What the exercise asks: The required answer is each line in the entries below where "eller" occurs.

The input:
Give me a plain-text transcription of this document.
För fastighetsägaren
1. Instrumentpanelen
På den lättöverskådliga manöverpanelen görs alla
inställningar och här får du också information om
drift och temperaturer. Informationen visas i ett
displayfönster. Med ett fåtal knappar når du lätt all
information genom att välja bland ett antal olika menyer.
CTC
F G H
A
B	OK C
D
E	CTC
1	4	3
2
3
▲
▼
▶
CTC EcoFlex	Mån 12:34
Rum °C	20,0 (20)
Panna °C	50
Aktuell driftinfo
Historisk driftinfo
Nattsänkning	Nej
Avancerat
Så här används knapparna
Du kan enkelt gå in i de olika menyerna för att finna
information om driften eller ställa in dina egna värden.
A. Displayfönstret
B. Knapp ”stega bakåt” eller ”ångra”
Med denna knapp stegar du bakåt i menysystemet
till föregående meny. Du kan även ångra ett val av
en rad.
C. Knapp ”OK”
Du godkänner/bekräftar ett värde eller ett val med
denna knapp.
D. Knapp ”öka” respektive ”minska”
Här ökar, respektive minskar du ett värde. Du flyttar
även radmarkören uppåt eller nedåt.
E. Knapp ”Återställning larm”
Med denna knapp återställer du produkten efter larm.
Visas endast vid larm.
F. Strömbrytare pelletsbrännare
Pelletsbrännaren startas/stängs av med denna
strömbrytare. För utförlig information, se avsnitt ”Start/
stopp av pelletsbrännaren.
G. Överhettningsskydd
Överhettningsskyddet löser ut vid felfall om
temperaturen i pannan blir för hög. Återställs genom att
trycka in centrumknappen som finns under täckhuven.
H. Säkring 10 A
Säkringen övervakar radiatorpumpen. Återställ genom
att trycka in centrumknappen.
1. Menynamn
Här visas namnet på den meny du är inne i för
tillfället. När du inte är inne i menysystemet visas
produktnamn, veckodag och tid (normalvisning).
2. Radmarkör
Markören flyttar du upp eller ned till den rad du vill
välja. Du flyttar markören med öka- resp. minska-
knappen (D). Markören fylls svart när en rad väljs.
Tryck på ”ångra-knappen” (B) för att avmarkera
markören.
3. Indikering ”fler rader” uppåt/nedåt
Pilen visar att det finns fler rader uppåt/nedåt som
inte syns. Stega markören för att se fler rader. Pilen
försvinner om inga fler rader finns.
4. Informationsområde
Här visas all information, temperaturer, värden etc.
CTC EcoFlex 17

Your response:
information om driften eller ställa in dina egna värden.
B. Knapp ”stega bakåt” eller ”ångra”
Du godkänner/bekräftar ett värde eller ett val med
även radmarkören uppåt eller nedåt.
Markören flyttar du upp eller ned till den rad du vill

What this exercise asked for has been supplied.